PROBLEM TO SOLVE ::
Give back the whole listing exactly as shown.
-- START RECORDS FOR THIS EXERCISE --
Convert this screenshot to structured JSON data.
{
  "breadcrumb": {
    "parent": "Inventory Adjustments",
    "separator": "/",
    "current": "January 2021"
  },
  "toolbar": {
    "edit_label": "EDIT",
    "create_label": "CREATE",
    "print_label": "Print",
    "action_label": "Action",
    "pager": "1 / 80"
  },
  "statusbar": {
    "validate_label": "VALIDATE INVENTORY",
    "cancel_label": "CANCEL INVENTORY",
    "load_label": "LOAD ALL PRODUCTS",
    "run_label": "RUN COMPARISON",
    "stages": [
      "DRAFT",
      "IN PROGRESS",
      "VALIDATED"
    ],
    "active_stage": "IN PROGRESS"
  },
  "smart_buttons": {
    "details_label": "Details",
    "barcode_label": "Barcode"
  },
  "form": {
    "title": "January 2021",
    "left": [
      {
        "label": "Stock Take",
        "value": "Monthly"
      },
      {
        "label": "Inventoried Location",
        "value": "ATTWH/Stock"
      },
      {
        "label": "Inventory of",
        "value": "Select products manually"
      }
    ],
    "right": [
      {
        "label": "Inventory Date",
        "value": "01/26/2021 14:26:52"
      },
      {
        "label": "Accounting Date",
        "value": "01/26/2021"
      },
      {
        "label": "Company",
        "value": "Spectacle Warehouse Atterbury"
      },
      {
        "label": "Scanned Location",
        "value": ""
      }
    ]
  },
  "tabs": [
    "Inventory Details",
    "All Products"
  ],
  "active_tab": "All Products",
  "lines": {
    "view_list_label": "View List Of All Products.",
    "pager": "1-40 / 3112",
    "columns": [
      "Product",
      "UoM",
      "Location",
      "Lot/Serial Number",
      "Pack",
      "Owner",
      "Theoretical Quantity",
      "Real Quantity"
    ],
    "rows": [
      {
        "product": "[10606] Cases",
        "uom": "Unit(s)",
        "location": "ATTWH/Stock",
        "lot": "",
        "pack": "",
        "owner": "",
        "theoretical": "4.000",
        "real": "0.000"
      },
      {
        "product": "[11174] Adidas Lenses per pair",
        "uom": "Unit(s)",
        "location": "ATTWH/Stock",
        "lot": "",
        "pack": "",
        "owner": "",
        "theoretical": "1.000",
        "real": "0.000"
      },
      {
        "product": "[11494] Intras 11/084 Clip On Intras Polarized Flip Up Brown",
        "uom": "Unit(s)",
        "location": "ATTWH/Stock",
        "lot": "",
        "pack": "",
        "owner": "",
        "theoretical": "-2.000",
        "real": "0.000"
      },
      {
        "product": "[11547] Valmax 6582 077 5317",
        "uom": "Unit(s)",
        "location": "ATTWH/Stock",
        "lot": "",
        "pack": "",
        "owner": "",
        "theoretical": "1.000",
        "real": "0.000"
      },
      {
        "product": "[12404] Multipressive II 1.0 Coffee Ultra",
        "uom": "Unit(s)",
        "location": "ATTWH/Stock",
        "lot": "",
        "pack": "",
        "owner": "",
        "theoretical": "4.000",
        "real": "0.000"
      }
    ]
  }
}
-- END RECORDS FOR THIS EXERCISE --
COMPLETE OUTPUT ::
Convert this screenshot to structured JSON data.
{
  "breadcrumb": {
    "parent": "Inventory Adjustments",
    "separator": "/",
    "current": "January 2021"
  },
  "toolbar": {
    "edit_label": "EDIT",
    "create_label": "CREATE",
    "print_label": "Print",
    "action_label": "Action",
    "pager": "1 / 80"
  },
  "statusbar": {
    "validate_label": "VALIDATE INVENTORY",
    "cancel_label": "CANCEL INVENTORY",
    "load_label": "LOAD ALL PRODUCTS",
    "run_label": "RUN COMPARISON",
    "stages": [
      "DRAFT",
      "IN PROGRESS",
      "VALIDATED"
    ],
    "active_stage": "IN PROGRESS"
  },
  "smart_buttons": {
    "details_label": "Details",
    "barcode_label": "Barcode"
  },
  "form": {
    "title": "January 2021",
    "left": [
      {
        "label": "Stock Take",
        "value": "Monthly"
      },
      {
        "label": "Inventoried Location",
        "value": "ATTWH/Stock"
      },
      {
        "label": "Inventory of",
        "value": "Select products manually"
      }
    ],
    "right": [
      {
        "label": "Inventory Date",
        "value": "01/26/2021 14:26:52"
      },
      {
        "label": "Accounting Date",
        "value": "01/26/2021"
      },
      {
        "label": "Company",
        "value": "Spectacle Warehouse Atterbury"
      },
      {
        "label": "Scanned Location",
        "value": ""
      }
    ]
  },
  "tabs": [
    "Inventory Details",
    "All Products"
  ],
  "active_tab": "All Products",
  "lines": {
    "view_list_label": "View List Of All Products.",
    "pager": "1-40 / 3112",
    "columns": [
      "Product",
      "UoM",
      "Location",
      "Lot/Serial Number",
      "Pack",
      "Owner",
      "Theoretical Quantity",
      "Real Quantity"
    ],
    "rows": [
      {
        "product": "[10606] Cases",
        "uom": "Unit(s)",
        "location": "ATTWH/Stock",
        "lot": "",
        "pack": "",
        "owner": "",
        "theoretical": "4.000",
        "real": "0.000"
      },
      {
        "product": "[11174] Adidas Lenses per pair",
        "uom": "Unit(s)",
        "location": "ATTWH/Stock",
        "lot": "",
        "pack": "",
        "owner": "",
        "theoretical": "1.000",
        "real": "0.000"
      },
      {
        "product": "[11494] Intras 11/084 Clip On Intras Polarized Flip Up Brown",
        "uom": "Unit(s)",
        "location": "ATTWH/Stock",
        "lot": "",
        "pack": "",
        "owner": "",
        "theoretical": "-2.000",
        "real": "0.000"
      },
      {
        "product": "[11547] Valmax 6582 077 5317",
        "uom": "Unit(s)",
        "location": "ATTWH/Stock",
        "lot": "",
        "pack": "",
        "owner": "",
        "theoretical": "1.000",
        "real": "0.000"
      },
      {
        "product": "[12404] Multipressive II 1.0 Coffee Ultra",
        "uom": "Unit(s)",
        "location": "ATTWH/Stock",
        "lot": "",
        "pack": "",
        "owner": "",
        "theoretical": "4.000",
        "real": "0.000"
      }
    ]
  }
}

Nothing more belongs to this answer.